Objective
Return all lines from the listing below in which the string "marker" occurs.

START

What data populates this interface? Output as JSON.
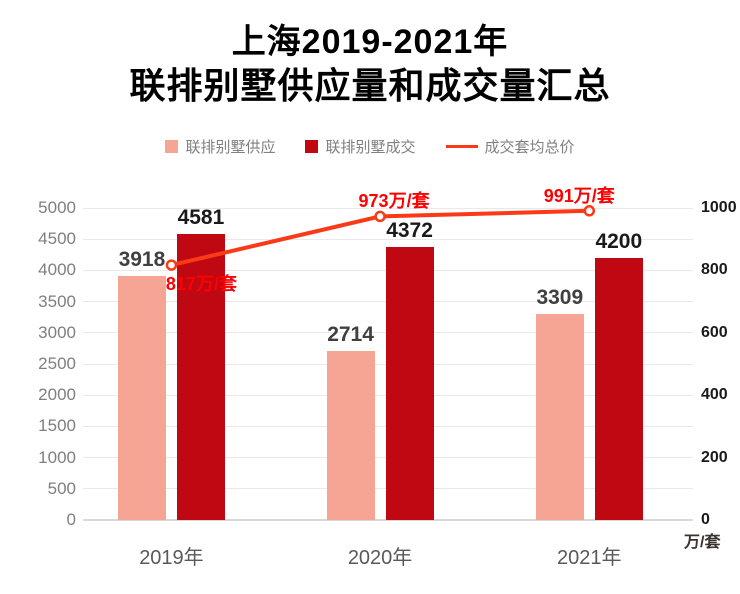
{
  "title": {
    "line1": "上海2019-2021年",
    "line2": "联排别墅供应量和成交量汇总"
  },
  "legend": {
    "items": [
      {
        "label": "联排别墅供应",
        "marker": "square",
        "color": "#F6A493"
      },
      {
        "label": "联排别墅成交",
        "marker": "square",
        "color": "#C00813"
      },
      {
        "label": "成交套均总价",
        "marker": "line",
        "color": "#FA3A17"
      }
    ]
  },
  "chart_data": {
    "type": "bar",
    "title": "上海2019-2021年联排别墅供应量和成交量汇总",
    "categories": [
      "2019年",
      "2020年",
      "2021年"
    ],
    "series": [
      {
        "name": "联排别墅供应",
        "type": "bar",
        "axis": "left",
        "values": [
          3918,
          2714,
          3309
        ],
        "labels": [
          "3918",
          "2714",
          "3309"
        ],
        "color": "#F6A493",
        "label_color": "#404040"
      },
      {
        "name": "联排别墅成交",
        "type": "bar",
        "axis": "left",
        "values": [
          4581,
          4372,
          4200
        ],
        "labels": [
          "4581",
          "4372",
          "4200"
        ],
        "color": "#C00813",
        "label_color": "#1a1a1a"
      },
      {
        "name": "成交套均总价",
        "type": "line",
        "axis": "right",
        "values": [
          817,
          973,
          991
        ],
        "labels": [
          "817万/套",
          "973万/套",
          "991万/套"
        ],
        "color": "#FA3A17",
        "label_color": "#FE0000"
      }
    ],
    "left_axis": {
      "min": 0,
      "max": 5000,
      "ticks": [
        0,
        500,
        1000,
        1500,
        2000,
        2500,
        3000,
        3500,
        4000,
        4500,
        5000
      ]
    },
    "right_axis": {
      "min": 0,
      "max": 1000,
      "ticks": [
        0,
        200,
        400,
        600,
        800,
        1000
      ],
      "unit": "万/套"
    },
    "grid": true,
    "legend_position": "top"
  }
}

END
START

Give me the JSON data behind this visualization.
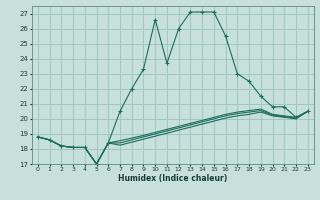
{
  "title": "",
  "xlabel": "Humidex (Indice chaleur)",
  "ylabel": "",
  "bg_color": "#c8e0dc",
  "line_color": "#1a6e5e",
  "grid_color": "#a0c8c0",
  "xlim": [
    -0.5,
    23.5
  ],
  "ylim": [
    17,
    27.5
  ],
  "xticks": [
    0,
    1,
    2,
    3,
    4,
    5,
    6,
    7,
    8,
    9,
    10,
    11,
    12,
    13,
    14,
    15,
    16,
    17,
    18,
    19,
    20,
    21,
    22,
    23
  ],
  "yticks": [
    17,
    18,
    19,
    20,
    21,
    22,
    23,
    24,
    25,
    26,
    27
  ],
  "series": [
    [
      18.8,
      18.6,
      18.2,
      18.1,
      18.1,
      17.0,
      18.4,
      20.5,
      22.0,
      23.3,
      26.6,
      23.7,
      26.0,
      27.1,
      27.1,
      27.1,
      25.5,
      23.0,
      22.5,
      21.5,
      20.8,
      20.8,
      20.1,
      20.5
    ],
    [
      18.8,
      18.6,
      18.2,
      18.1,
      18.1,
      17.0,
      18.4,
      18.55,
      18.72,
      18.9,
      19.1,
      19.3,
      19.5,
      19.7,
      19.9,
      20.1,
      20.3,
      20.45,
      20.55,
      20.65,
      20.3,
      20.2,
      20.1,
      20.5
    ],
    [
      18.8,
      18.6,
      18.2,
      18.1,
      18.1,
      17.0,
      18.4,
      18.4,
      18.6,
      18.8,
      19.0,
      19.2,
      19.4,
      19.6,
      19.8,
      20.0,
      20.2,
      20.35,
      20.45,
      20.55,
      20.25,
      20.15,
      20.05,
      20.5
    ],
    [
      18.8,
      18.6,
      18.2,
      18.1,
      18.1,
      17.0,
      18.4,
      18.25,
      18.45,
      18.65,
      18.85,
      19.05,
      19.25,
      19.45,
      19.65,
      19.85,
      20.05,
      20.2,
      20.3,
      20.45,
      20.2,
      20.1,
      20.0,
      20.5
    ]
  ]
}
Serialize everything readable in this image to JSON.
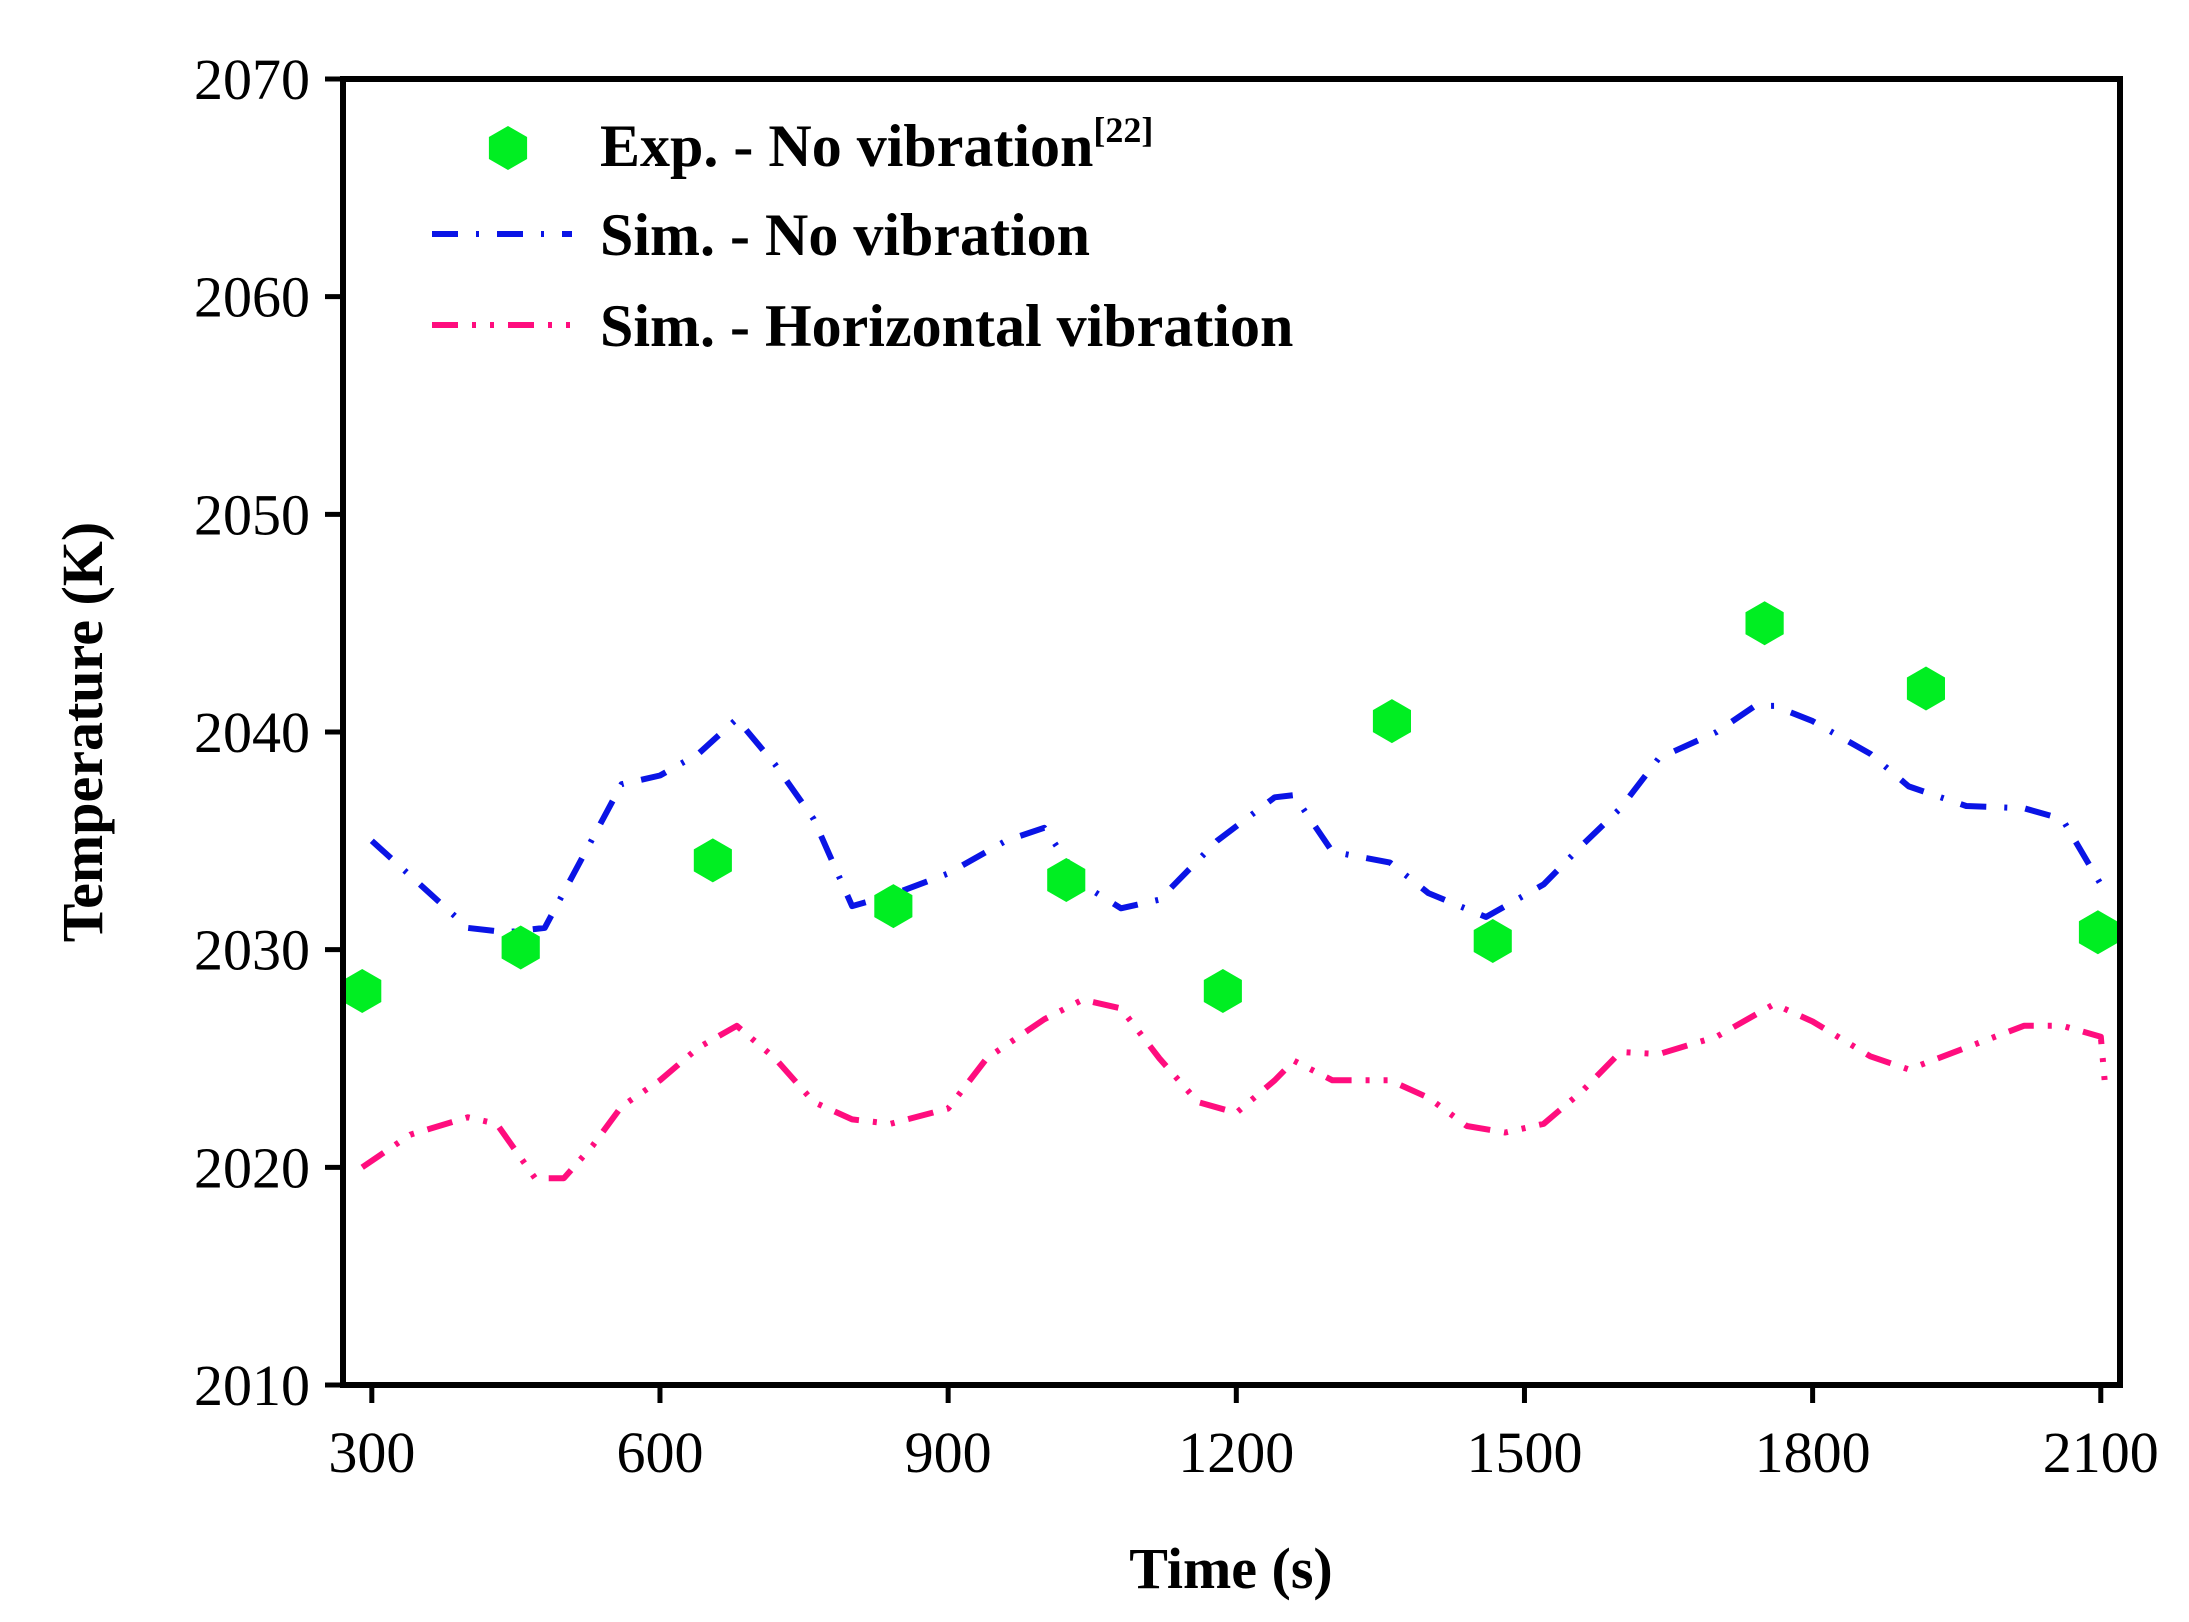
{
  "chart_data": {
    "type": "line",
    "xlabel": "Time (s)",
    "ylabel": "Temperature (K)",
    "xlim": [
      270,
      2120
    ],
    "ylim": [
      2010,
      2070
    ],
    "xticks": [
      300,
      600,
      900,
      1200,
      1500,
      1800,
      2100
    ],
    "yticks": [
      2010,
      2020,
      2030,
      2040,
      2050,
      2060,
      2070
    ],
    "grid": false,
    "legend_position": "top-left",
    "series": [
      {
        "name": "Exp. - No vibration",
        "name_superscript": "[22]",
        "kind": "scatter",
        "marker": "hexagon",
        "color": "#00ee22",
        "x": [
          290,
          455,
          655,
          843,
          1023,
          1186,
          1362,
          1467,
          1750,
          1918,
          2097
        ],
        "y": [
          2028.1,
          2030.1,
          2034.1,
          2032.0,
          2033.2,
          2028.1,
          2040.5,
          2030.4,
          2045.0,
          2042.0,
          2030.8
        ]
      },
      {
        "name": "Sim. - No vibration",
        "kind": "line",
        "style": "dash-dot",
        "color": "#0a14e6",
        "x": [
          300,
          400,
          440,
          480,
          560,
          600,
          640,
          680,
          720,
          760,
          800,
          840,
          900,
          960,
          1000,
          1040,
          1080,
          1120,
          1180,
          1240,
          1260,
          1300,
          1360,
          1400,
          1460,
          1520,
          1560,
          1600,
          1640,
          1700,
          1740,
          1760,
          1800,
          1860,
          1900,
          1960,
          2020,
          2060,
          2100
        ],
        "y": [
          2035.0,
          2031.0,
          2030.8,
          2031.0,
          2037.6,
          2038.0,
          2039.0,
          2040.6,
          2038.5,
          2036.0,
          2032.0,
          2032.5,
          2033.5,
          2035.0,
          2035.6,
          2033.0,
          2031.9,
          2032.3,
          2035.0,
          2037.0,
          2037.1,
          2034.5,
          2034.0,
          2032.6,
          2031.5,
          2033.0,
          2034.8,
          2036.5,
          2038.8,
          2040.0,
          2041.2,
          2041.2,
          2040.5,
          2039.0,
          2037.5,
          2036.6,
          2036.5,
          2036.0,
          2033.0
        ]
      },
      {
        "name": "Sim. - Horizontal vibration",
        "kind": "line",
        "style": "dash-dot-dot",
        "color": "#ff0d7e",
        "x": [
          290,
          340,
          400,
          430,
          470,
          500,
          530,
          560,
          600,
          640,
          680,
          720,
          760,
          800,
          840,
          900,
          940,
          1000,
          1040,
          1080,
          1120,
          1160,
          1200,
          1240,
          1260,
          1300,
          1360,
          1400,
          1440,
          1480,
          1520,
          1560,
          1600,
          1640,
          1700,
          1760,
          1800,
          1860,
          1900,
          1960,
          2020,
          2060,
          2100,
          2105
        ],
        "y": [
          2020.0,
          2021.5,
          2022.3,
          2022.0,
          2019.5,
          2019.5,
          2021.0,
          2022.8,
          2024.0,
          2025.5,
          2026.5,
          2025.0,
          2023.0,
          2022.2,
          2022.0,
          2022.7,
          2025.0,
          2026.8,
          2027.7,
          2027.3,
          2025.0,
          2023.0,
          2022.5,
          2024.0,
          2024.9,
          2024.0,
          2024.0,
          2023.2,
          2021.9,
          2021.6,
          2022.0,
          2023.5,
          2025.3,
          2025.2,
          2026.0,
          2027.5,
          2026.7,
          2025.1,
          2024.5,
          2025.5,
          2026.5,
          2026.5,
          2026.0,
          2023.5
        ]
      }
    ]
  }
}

END

Output of the exercise
        "marker": "square",
        "marker": "square",
        "marker": "line",
        "marker": "hexagon",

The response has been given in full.